= EXERCISE =
What lines of the data hold the string "Land"? Pull each one out.

============

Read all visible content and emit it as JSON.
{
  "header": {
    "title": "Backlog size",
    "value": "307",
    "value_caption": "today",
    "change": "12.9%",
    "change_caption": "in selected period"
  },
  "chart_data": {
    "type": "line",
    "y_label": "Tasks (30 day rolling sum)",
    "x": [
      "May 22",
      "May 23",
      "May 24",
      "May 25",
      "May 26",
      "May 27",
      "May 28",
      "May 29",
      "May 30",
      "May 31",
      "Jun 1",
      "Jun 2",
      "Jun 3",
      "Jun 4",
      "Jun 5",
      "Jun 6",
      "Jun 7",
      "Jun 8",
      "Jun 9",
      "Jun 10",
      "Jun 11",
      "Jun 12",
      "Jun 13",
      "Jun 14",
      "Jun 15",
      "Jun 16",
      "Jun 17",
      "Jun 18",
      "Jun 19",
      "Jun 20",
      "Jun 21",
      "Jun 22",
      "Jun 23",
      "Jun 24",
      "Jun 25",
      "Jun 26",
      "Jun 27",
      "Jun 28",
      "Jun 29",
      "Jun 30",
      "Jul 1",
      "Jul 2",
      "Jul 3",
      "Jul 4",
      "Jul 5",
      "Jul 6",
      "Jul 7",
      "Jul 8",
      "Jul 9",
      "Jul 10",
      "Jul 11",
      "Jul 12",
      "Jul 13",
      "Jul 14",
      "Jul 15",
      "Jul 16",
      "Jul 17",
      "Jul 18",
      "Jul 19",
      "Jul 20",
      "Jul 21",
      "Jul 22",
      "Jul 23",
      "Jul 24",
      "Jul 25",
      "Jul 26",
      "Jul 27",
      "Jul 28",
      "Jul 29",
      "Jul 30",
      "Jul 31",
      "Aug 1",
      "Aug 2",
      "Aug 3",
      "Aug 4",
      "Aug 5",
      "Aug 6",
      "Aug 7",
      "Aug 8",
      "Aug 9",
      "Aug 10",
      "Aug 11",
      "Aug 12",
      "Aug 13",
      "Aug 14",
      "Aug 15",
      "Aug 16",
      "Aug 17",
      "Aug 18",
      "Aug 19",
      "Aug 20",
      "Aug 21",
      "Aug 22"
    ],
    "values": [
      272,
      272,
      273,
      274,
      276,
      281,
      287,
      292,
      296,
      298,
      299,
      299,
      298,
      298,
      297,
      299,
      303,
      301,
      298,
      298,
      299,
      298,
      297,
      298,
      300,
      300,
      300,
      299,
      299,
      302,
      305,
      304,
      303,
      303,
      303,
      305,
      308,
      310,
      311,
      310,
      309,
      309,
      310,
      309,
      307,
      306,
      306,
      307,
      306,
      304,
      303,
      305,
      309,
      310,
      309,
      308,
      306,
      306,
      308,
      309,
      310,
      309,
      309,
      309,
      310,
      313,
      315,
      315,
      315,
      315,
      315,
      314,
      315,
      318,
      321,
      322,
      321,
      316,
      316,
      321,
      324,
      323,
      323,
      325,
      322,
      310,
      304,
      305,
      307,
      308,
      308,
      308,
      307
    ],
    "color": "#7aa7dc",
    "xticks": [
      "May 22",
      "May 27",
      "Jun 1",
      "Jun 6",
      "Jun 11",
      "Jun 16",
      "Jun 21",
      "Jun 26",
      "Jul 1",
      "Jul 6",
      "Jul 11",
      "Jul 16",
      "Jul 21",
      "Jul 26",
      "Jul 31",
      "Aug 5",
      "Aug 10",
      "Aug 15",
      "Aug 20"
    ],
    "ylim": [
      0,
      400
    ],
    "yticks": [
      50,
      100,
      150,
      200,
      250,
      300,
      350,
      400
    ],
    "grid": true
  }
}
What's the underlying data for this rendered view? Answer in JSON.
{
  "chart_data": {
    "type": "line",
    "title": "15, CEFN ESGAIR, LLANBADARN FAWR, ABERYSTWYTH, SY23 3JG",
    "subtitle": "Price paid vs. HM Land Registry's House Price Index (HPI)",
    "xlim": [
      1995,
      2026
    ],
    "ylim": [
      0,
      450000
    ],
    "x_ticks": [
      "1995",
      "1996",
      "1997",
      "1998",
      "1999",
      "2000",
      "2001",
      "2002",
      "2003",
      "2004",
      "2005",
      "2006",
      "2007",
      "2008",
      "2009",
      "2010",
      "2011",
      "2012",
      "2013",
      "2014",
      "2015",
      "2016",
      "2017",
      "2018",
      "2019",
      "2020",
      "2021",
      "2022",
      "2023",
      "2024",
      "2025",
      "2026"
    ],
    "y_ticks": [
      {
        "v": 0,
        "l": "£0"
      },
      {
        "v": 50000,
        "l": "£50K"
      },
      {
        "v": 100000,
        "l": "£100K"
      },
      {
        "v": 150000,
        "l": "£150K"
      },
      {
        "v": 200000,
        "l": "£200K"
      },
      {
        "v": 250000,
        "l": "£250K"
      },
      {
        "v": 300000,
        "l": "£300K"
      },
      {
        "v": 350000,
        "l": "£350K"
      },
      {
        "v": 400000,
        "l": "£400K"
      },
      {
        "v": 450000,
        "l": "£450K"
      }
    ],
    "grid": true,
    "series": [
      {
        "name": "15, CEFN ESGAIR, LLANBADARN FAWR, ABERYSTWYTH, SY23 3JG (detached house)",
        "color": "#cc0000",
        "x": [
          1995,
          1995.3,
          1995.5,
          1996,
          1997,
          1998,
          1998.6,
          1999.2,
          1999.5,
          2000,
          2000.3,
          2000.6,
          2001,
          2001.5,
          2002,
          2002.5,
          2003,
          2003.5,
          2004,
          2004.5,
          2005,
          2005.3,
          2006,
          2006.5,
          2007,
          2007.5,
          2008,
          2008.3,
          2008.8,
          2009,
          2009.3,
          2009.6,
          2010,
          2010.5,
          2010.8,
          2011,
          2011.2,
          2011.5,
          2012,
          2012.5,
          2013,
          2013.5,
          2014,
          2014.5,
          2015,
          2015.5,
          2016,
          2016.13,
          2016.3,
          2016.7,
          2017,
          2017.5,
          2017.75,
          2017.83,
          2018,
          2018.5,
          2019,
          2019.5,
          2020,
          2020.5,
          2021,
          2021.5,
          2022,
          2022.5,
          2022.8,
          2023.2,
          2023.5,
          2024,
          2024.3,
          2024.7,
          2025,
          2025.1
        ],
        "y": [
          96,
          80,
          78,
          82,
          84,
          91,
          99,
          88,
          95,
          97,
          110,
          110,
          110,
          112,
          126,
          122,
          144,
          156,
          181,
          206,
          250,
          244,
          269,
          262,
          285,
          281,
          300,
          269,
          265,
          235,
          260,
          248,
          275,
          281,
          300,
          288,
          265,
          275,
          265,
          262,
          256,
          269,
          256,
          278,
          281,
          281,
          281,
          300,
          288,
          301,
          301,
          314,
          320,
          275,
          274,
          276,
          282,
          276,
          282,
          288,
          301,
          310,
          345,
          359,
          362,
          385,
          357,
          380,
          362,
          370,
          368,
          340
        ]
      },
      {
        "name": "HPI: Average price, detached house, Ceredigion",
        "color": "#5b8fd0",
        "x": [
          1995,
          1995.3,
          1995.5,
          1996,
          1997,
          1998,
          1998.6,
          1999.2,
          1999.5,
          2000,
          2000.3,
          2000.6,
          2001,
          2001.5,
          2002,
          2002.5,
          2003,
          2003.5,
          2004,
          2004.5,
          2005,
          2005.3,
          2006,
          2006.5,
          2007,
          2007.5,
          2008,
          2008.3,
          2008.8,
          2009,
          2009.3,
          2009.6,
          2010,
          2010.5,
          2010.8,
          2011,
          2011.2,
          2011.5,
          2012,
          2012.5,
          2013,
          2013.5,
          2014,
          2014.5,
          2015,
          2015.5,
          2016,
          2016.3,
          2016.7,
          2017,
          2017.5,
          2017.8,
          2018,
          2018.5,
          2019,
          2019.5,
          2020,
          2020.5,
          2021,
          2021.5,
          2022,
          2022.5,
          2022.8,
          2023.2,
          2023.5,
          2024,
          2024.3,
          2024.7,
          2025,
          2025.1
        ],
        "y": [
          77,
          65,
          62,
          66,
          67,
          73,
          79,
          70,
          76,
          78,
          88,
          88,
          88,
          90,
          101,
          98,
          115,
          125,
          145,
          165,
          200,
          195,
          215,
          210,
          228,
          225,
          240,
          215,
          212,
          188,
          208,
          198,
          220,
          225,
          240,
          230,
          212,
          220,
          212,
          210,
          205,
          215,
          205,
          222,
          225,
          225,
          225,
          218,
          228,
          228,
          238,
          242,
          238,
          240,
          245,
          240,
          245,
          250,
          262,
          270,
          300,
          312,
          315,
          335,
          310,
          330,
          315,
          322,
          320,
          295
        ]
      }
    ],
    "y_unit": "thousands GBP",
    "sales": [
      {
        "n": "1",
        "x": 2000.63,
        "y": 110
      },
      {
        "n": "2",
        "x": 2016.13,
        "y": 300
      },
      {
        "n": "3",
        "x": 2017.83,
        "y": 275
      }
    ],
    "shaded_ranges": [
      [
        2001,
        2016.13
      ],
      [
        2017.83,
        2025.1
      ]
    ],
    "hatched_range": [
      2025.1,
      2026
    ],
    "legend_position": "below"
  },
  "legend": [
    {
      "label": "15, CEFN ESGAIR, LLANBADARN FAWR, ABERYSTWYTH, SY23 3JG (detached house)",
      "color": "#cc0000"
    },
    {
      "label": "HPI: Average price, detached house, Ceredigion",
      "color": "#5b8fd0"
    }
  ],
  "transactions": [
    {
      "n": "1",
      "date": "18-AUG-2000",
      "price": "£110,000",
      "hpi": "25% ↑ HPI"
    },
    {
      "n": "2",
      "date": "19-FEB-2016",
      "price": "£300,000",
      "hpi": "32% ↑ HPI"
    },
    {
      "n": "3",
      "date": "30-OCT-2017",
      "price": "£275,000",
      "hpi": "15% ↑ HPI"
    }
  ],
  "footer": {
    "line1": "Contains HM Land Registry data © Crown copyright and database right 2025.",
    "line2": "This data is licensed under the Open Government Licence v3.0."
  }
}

============

= OUTPUT =
    "subtitle": "Price paid vs. HM Land Registry's House Price Index (HPI)",
    "line1": "Contains HM Land Registry data © Crown copyright and database right 2025.",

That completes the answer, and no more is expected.